[Extrait choisi]
--------
À la fin de votre lecture, vous pourrez mieux comprendre ces classements, leurs histoires et juger de leurs réels intérêts et valeurs. Dans cette première partie, nous nous concentrerons uniquement sur les deux régions viticoles iconiques de notre beau pays : la Bourgogne et Bordeaux ! Si vous souhaitez visualiser la suite, rendez-vous directement sur les classements des autres régions viticoles. Vous y découvrirez les hiérarchies utilisées au sein des régions Alsace, Champagne, Loire ou encore de la Provence.
Les classements de Bordeaux
De nombreux classements portant la notion de Cru existent au sein de la région bordelaise, noyant le consommateur néophyte dans une certaine incompréhension. Néanmoins, un point commun unit ces hiérarchies : elles récompensent toutes sans exception des propriétés et non des parcelles précisément délimitées.
Voici un point sur les 5 classements à retenir hiérarchisant les 118 000 hectares de vignes en AOC de la région.
Le classement de 1855
C’est le plus réputé de tous, celui faisant résonner les grands noms de la région à nos oreilles : Château Margaux, Château Latour, Château Lafite, Château Haut-Brion etc. Comme son nom l'indique, sa création date de l'année 1855 et se fit grâce à Napoléon III qui demanda alors à chaque région viticole française d’établir un classement de leurs meilleurs vins pour l’Exposition Universelle de la même année.
En réponse à cette demande, les Bordelais créèrent un classement en 5 niveaux pour les rouges du Médoc (1er Grand Cru Classé, 2ème Grand Cru Classé, 3ème Grand Cru Classé etc.) et en 3 niveaux pour les blancs liquoreux du Sauternais (Premier Cru Supérieur, Premier Cru, Deuxième Cru) selon les seuls critères de notoriété et de prix de l’époque. Cette classification regroupe aujourd’hui un total de 88 châteaux (61 pour les rouges et 27 domaines du Sauternais), tous plus prestigieux les uns que les autres.
--------
[Données fournies]
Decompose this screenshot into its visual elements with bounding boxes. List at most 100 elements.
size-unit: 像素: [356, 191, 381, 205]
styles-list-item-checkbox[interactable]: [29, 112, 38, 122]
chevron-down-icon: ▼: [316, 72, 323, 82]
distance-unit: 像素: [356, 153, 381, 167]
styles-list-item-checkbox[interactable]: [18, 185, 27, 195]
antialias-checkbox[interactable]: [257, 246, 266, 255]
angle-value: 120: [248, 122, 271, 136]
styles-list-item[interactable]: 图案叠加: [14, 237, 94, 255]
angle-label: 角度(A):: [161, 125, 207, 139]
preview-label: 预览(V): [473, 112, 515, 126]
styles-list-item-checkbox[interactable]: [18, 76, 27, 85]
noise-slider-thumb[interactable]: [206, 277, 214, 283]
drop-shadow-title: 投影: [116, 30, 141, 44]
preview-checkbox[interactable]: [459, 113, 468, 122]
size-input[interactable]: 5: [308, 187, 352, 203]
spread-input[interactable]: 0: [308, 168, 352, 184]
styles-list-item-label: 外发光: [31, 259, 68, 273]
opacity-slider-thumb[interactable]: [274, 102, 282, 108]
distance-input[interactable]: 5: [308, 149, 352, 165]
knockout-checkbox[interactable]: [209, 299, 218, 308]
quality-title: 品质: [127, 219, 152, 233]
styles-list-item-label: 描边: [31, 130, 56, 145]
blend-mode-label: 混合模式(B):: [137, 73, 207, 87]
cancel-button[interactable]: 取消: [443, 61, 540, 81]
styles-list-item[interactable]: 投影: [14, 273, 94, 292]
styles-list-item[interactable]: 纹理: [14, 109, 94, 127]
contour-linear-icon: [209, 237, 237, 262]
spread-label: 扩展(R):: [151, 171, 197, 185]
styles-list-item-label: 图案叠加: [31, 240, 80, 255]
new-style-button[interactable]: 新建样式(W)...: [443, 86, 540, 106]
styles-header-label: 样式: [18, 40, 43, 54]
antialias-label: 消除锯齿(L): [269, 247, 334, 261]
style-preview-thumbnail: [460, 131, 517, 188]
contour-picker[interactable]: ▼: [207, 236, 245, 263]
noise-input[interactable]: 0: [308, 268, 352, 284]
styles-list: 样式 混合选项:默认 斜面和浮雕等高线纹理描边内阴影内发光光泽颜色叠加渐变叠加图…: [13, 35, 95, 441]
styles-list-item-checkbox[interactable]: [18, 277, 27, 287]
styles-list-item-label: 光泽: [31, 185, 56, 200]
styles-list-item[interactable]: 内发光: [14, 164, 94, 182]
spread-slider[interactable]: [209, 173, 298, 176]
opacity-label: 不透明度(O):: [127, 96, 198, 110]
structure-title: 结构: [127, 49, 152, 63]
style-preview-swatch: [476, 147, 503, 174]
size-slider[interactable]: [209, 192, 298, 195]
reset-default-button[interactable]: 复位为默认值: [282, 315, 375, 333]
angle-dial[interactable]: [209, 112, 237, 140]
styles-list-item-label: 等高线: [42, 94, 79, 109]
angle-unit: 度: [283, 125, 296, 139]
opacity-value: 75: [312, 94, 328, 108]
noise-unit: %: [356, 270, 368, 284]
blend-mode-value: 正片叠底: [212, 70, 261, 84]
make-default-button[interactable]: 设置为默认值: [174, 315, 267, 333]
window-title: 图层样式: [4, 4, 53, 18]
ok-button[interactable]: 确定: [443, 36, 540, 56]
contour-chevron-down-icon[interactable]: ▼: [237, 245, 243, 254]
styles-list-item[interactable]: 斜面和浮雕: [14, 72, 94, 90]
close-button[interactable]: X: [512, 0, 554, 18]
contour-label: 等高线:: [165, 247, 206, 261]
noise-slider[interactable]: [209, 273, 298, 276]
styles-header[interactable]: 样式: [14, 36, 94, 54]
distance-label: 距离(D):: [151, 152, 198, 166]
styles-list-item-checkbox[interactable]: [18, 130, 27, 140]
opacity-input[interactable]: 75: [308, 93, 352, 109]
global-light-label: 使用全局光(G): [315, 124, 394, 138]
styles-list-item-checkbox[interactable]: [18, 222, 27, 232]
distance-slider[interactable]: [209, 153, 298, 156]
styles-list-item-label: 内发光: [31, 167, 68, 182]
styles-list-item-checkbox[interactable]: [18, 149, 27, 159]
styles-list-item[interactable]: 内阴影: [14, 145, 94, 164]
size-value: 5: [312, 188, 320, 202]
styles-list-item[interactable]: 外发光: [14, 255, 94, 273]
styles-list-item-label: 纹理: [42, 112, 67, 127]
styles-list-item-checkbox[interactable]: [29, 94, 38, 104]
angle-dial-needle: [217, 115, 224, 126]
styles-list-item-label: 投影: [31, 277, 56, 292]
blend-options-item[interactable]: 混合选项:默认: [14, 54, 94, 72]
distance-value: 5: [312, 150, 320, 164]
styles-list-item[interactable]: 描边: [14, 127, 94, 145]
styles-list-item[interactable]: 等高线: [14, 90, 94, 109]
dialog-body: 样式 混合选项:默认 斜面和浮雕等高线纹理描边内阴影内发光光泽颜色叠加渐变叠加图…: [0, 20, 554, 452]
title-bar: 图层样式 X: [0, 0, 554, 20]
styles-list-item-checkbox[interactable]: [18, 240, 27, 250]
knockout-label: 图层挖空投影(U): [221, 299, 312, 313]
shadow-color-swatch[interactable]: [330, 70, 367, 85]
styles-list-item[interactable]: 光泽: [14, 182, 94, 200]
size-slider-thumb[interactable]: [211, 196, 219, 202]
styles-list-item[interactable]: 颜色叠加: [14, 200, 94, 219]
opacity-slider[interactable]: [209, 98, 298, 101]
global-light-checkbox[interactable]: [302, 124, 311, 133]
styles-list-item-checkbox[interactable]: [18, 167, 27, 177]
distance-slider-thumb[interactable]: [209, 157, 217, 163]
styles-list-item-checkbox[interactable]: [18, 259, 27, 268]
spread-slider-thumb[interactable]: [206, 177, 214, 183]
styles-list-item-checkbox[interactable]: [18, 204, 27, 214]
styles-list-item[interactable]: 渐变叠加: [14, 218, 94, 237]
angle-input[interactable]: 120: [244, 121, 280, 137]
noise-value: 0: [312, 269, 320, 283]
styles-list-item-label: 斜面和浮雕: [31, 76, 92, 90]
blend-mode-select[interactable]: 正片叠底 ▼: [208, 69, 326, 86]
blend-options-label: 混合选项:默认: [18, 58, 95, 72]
--------
[Tâches à réaliser]
A – Extrayez des entrées chaque ligne qui contient la chaîne « down », en tenant compte de la casse.
B – Poursuivez le texte consacré aux classements des vins bordelais à partir de sa dernière phrase.

[Réponses rédigées]
A –
chevron-down-icon: ▼: [316, 72, 323, 82]
contour-chevron-down-icon[interactable]: ▼: [237, 245, 243, 254]

B –
Néanmoins, ce classement est critiqué depuis maintenant plusieurs décennies. En effet, quelle valeur peut-on encore y accorder sachant qu’il n’a (presque) jamais évolué depuis sa création et qu’il est considéré comme immuable ?!
Aujourd'hui, force est de constater que si les 1er Grands Crus et une bonne partie des Seconds ne souffrent de quasiment aucune contestation quant à leur supériorité, la hiérarchie des niveaux inférieurs serait probablement sujette à une forte évolution si celle-ci devait être mise à jour ! Ainsi, et pour exemple, le Château Pontet-Canet (Pauillac), actuellement classé au 5ème et dernier rang, se verrait probablement propulser 2 à 3 rangs au-dessus tandis que d’autres propriétés seraient amenées à descendre d’un ou deux échelons, voire de sortir de ce classement. De même, quelques exploitations aujourd’hui non classées mériteraient probablement d’y être intégrées.
Ainsi, il sera préférable de se faire conseiller si vous souhaitez choisir une bouteille prestigieuse au sein d’une de ces propriétés, particulièrement si le domaine est classé au 3ème rang du classement ou en dessous. Vous pouvez également consulter les Grands Crus Bordelais disponibles chez La Cave Éclairée pour faire votre choix de manière sûre !
Le classement des vins de Graves
Le prestigieux classement de 1855 ne prenant pas en compte les propriétés de la région des Graves (sud de Bordeaux), une hiérarchie dédiée à cette zone sera créée en 1953, puis complétée en 1959, distinguant sans échelon 16 domaines, tous situés sur l’aire de Pessac-Léognan (l’AOC n’existait pas encore dans les années 50).
Certains châteaux sont récompensés uniquement pour leur vin rouge, d’autres uniquement pour leur blanc et certains pour les deux. Parmi ce classement, quelques noms célèbres comme Château Smith-Haut-Lafite ou Château Carbonnieux.
Cette hiérarchie, bien que plus récente, est également immuable. Les mêmes problématiques se posent donc que pour le classement de 1855.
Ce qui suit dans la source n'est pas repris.